• _Data to use_
━━━━
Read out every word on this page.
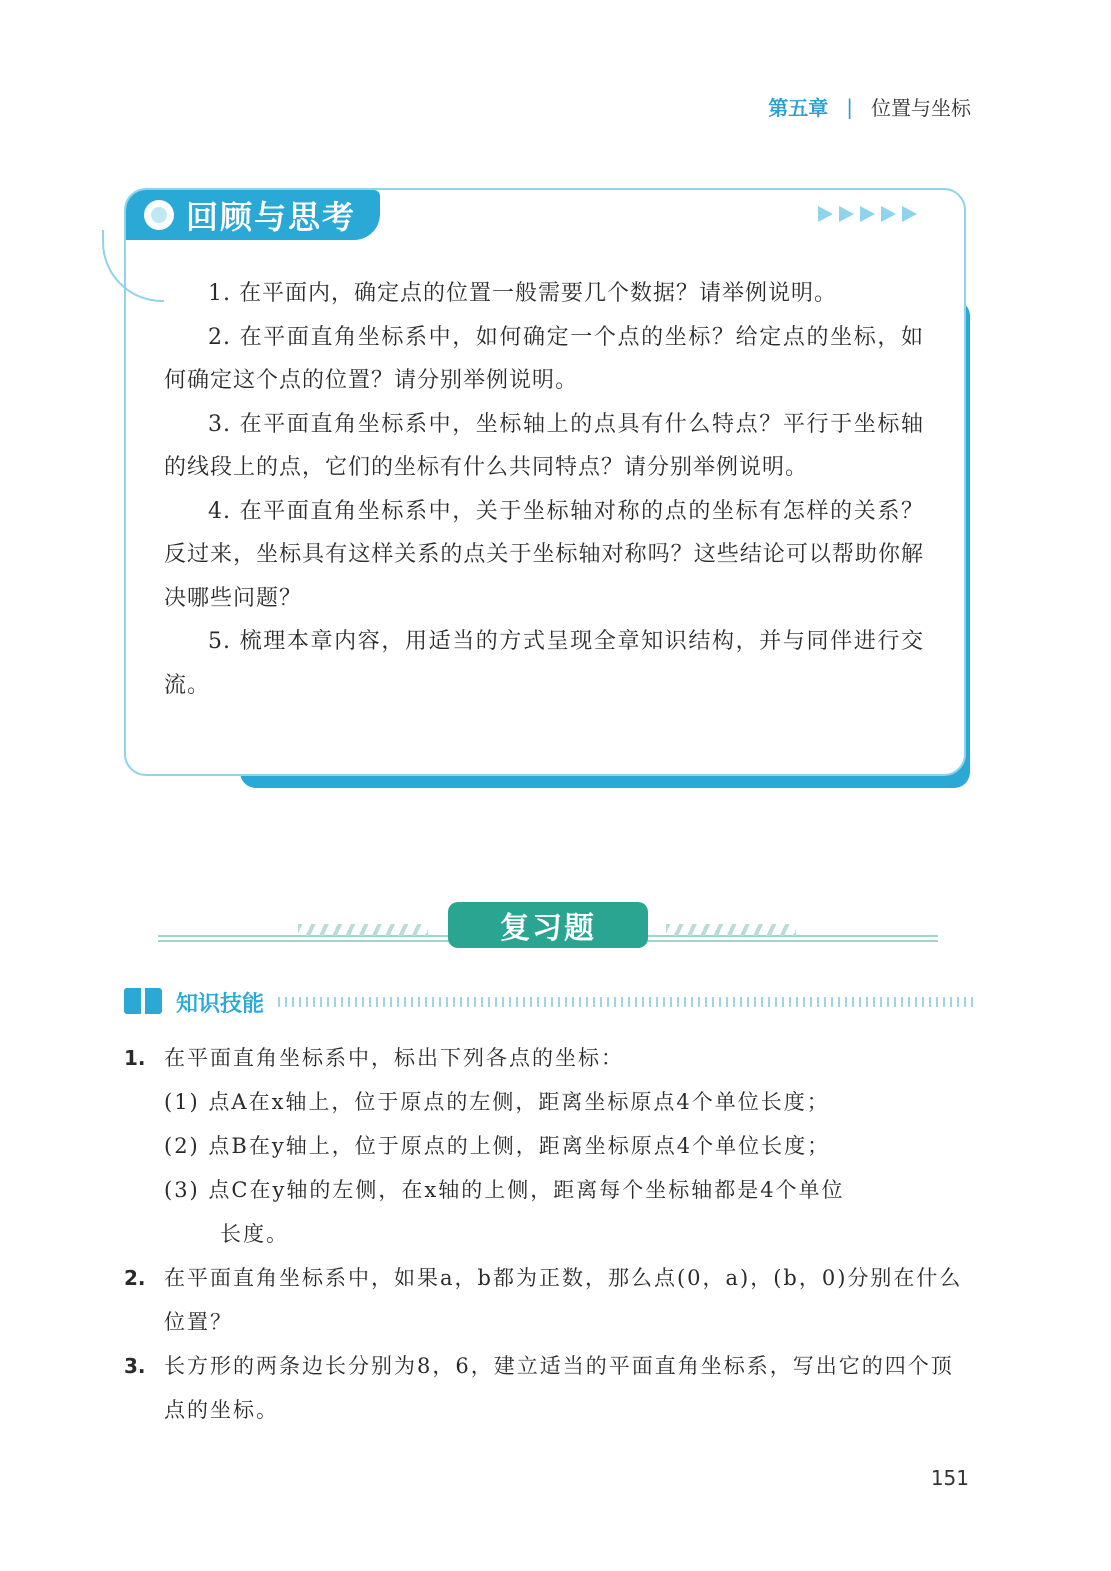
第五章 | 位置与坐标
回顾与思考

1. 在平面内，确定点的位置一般需要几个数据？请举例说明。

2. 在平面直角坐标系中，如何确定一个点的坐标？给定点的坐标，如何确定这个点的位置？请分别举例说明。

3. 在平面直角坐标系中，坐标轴上的点具有什么特点？平行于坐标轴的线段上的点，它们的坐标有什么共同特点？请分别举例说明。

4. 在平面直角坐标系中，关于坐标轴对称的点的坐标有怎样的关系？反过来，坐标具有这样关系的点关于坐标轴对称吗？这些结论可以帮助你解决哪些问题？

5. 梳理本章内容，用适当的方式呈现全章知识结构，并与同伴进行交流。

复习题
知识技能
1. 在平面直角坐标系中，标出下列各点的坐标：
(1) 点A在x轴上，位于原点的左侧，距离坐标原点4个单位长度；
(2) 点B在y轴上，位于原点的上侧，距离坐标原点4个单位长度；
(3) 点C在y轴的左侧，在x轴的上侧，距离每个坐标轴都是4个单位
长度。
2. 在平面直角坐标系中，如果a，b都为正数，那么点(0，a)，(b，0)分别在什么位置？
3. 长方形的两条边长分别为8，6，建立适当的平面直角坐标系，写出它的四个顶点的坐标。
151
━━━━
• _Task_
Transcribe every line from the records above without alteration, and leave out the images.

• _Output below_
Read out every word on this page.
第五章 | 位置与坐标
回顾与思考

1. 在平面内，确定点的位置一般需要几个数据？请举例说明。

2. 在平面直角坐标系中，如何确定一个点的坐标？给定点的坐标，如何确定这个点的位置？请分别举例说明。

3. 在平面直角坐标系中，坐标轴上的点具有什么特点？平行于坐标轴的线段上的点，它们的坐标有什么共同特点？请分别举例说明。

4. 在平面直角坐标系中，关于坐标轴对称的点的坐标有怎样的关系？反过来，坐标具有这样关系的点关于坐标轴对称吗？这些结论可以帮助你解决哪些问题？

5. 梳理本章内容，用适当的方式呈现全章知识结构，并与同伴进行交流。

复习题
知识技能
1. 在平面直角坐标系中，标出下列各点的坐标：
(1) 点A在x轴上，位于原点的左侧，距离坐标原点4个单位长度；
(2) 点B在y轴上，位于原点的上侧，距离坐标原点4个单位长度；
(3) 点C在y轴的左侧，在x轴的上侧，距离每个坐标轴都是4个单位
长度。
2. 在平面直角坐标系中，如果a，b都为正数，那么点(0，a)，(b，0)分别在什么位置？
3. 长方形的两条边长分别为8，6，建立适当的平面直角坐标系，写出它的四个顶点的坐标。
151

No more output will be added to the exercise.